--- WHAT IS BEING ASKED ---
Could you return every line of the material below verbatim, in the same order?

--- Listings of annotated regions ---
---+---

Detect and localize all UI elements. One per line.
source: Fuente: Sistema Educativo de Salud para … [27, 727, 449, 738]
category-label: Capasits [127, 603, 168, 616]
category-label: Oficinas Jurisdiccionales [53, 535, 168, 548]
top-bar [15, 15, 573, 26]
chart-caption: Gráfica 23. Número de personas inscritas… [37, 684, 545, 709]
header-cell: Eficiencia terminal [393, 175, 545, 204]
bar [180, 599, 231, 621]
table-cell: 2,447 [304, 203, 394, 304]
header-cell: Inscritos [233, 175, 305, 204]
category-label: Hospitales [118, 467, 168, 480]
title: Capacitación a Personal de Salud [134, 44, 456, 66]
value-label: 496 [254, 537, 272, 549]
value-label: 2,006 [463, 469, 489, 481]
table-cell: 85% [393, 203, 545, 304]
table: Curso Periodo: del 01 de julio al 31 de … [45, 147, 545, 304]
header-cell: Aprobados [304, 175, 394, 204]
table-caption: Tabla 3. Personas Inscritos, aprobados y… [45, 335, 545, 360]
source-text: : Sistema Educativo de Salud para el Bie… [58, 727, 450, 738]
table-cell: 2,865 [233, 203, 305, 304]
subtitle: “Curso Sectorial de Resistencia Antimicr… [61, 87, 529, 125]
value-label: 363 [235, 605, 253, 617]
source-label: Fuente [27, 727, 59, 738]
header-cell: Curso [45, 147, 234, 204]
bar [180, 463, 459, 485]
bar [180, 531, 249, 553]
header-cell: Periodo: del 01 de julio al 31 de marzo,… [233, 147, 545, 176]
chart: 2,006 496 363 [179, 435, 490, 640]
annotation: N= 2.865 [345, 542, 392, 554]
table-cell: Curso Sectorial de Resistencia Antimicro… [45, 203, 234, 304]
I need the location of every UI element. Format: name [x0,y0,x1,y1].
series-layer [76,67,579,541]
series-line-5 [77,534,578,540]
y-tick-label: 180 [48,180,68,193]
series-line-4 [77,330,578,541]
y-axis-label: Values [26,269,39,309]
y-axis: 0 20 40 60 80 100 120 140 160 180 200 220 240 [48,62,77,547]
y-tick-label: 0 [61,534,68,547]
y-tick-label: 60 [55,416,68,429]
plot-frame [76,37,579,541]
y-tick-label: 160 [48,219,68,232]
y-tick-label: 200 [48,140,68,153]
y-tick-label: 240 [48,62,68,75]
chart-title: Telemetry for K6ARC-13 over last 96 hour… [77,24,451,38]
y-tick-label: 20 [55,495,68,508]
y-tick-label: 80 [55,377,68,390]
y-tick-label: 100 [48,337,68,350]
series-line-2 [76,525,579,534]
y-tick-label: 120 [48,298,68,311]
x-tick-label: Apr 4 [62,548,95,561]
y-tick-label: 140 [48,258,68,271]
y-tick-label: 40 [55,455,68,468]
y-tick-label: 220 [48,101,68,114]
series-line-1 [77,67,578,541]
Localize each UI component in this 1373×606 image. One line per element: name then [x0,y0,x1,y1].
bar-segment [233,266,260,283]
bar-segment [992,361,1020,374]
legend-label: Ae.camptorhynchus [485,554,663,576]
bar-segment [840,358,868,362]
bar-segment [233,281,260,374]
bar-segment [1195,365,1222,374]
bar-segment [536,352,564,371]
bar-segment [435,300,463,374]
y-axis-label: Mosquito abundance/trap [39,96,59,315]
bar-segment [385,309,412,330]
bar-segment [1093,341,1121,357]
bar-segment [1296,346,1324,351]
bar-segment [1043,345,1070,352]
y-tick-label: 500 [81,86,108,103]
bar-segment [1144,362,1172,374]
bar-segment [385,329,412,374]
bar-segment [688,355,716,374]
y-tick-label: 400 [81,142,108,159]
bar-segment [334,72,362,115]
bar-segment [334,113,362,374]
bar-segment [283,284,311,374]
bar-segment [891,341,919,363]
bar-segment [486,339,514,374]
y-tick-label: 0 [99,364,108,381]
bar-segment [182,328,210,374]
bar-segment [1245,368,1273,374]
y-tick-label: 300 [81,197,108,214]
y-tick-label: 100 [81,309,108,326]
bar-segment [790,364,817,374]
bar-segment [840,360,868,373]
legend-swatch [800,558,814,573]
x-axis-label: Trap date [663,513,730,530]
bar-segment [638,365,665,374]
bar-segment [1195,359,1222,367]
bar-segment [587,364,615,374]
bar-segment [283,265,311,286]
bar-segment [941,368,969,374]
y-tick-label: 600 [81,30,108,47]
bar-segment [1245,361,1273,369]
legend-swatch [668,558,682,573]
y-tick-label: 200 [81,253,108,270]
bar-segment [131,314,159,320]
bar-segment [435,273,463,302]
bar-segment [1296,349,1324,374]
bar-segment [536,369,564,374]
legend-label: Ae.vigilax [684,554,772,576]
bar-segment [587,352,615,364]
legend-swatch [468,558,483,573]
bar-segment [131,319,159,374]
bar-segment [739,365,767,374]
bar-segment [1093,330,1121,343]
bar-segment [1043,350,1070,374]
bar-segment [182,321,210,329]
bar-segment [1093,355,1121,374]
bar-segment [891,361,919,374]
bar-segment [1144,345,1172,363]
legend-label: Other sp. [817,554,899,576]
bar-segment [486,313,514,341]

---+---

--- THE REPLY ---
Detect and localize all UI elements. One per line.
source: Fuente: Sistema Educativo de Salud para … [27, 727, 449, 738]
category-label: Capasits [127, 603, 168, 616]
category-label: Oficinas Jurisdiccionales [53, 535, 168, 548]
top-bar [15, 15, 573, 26]
chart-caption: Gráfica 23. Número de personas inscritas… [37, 684, 545, 709]
header-cell: Eficiencia terminal [393, 175, 545, 204]
bar [180, 599, 231, 621]
table-cell: 2,447 [304, 203, 394, 304]
header-cell: Inscritos [233, 175, 305, 204]
category-label: Hospitales [118, 467, 168, 480]
title: Capacitación a Personal de Salud [134, 44, 456, 66]
value-label: 496 [254, 537, 272, 549]
value-label: 2,006 [463, 469, 489, 481]
table-cell: 85% [393, 203, 545, 304]
table: Curso Periodo: del 01 de julio al 31 de … [45, 147, 545, 304]
header-cell: Aprobados [304, 175, 394, 204]
table-caption: Tabla 3. Personas Inscritos, aprobados y… [45, 335, 545, 360]
source-text: : Sistema Educativo de Salud para el Bie… [58, 727, 450, 738]
table-cell: 2,865 [233, 203, 305, 304]
subtitle: “Curso Sectorial de Resistencia Antimicr… [61, 87, 529, 125]
value-label: 363 [235, 605, 253, 617]
source-label: Fuente [27, 727, 59, 738]
header-cell: Curso [45, 147, 234, 204]
bar [180, 463, 459, 485]
bar [180, 531, 249, 553]
header-cell: Periodo: del 01 de julio al 31 de marzo,… [233, 147, 545, 176]
chart: 2,006 496 363 [179, 435, 490, 640]
annotation: N= 2.865 [345, 542, 392, 554]
table-cell: Curso Sectorial de Resistencia Antimicro… [45, 203, 234, 304]
I need the location of every UI element. Format: name [x0,y0,x1,y1].
series-layer [76,67,579,541]
series-line-5 [77,534,578,540]
y-tick-label: 180 [48,180,68,193]
series-line-4 [77,330,578,541]
y-axis-label: Values [26,269,39,309]
y-axis: 0 20 40 60 80 100 120 140 160 180 200 220 240 [48,62,77,547]
y-tick-label: 0 [61,534,68,547]
y-tick-label: 60 [55,416,68,429]
plot-frame [76,37,579,541]
y-tick-label: 160 [48,219,68,232]
y-tick-label: 200 [48,140,68,153]
y-tick-label: 240 [48,62,68,75]
chart-title: Telemetry for K6ARC-13 over last 96 hour… [77,24,451,38]
y-tick-label: 20 [55,495,68,508]
y-tick-label: 80 [55,377,68,390]
y-tick-label: 100 [48,337,68,350]
series-line-2 [76,525,579,534]
y-tick-label: 120 [48,298,68,311]
x-tick-label: Apr 4 [62,548,95,561]
y-tick-label: 140 [48,258,68,271]
y-tick-label: 40 [55,455,68,468]
y-tick-label: 220 [48,101,68,114]
series-line-1 [77,67,578,541]
Localize each UI component in this 1373×606 image. One line per element: name then [x0,y0,x1,y1].
bar-segment [233,266,260,283]
bar-segment [992,361,1020,374]
legend-label: Ae.camptorhynchus [485,554,663,576]
bar-segment [840,358,868,362]
bar-segment [233,281,260,374]
bar-segment [1195,365,1222,374]
bar-segment [536,352,564,371]
bar-segment [435,300,463,374]
y-axis-label: Mosquito abundance/trap [39,96,59,315]
bar-segment [385,309,412,330]
bar-segment [1093,341,1121,357]
bar-segment [1296,346,1324,351]
bar-segment [1043,345,1070,352]
y-tick-label: 500 [81,86,108,103]
bar-segment [1144,362,1172,374]
bar-segment [385,329,412,374]
bar-segment [688,355,716,374]
y-tick-label: 400 [81,142,108,159]
bar-segment [334,72,362,115]
bar-segment [334,113,362,374]
bar-segment [283,284,311,374]
bar-segment [891,341,919,363]
bar-segment [486,339,514,374]
y-tick-label: 0 [99,364,108,381]
bar-segment [182,328,210,374]
bar-segment [1245,368,1273,374]
y-tick-label: 300 [81,197,108,214]
y-tick-label: 100 [81,309,108,326]
bar-segment [790,364,817,374]
bar-segment [840,360,868,373]
legend-swatch [800,558,814,573]
x-axis-label: Trap date [663,513,730,530]
bar-segment [638,365,665,374]
bar-segment [1195,359,1222,367]
bar-segment [587,364,615,374]
bar-segment [283,265,311,286]
bar-segment [941,368,969,374]
y-tick-label: 600 [81,30,108,47]
bar-segment [1245,361,1273,369]
legend-swatch [668,558,682,573]
y-tick-label: 200 [81,253,108,270]
bar-segment [131,314,159,320]
bar-segment [435,273,463,302]
bar-segment [1296,349,1324,374]
bar-segment [536,369,564,374]
legend-label: Ae.vigilax [684,554,772,576]
bar-segment [587,352,615,364]
legend-swatch [468,558,483,573]
bar-segment [131,319,159,374]
bar-segment [739,365,767,374]
bar-segment [1093,330,1121,343]
bar-segment [1043,350,1070,374]
bar-segment [182,321,210,329]
bar-segment [1093,355,1121,374]
bar-segment [891,361,919,374]
bar-segment [1144,345,1172,363]
legend-label: Other sp. [817,554,899,576]
bar-segment [486,313,514,341]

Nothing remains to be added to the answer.